**What is required:** In the entries below, count each line holding the word "τιμή". Answer with the total alone.

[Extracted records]
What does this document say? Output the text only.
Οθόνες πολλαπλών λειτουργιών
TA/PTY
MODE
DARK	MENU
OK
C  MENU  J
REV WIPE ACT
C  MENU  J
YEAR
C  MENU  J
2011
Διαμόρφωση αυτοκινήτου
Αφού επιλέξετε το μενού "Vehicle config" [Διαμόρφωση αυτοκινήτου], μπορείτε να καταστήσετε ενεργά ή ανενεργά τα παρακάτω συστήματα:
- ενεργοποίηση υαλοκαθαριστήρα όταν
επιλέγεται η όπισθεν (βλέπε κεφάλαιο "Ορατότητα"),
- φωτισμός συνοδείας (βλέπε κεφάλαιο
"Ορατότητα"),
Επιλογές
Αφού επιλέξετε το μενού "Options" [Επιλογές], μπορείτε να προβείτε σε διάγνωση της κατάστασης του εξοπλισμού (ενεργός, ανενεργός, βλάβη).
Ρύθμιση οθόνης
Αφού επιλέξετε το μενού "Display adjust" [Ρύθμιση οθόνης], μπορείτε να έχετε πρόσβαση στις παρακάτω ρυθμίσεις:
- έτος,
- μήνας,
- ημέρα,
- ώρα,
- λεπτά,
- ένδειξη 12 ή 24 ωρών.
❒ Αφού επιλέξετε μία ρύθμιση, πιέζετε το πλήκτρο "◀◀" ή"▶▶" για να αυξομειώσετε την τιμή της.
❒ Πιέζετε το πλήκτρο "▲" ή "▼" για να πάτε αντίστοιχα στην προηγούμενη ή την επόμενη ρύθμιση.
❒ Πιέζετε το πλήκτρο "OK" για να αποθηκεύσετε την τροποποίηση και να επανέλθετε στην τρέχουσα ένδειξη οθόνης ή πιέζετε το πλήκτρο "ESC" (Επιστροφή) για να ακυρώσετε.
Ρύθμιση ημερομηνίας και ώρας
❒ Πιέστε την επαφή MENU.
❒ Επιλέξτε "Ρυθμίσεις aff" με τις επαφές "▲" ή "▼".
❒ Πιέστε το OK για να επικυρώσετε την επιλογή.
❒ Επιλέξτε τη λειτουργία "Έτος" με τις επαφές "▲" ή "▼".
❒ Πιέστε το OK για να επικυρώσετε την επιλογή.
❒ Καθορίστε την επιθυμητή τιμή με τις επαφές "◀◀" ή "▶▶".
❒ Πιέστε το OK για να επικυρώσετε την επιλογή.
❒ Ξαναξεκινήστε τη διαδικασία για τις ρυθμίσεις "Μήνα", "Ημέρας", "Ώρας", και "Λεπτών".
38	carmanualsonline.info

**Answer to this problem:** 2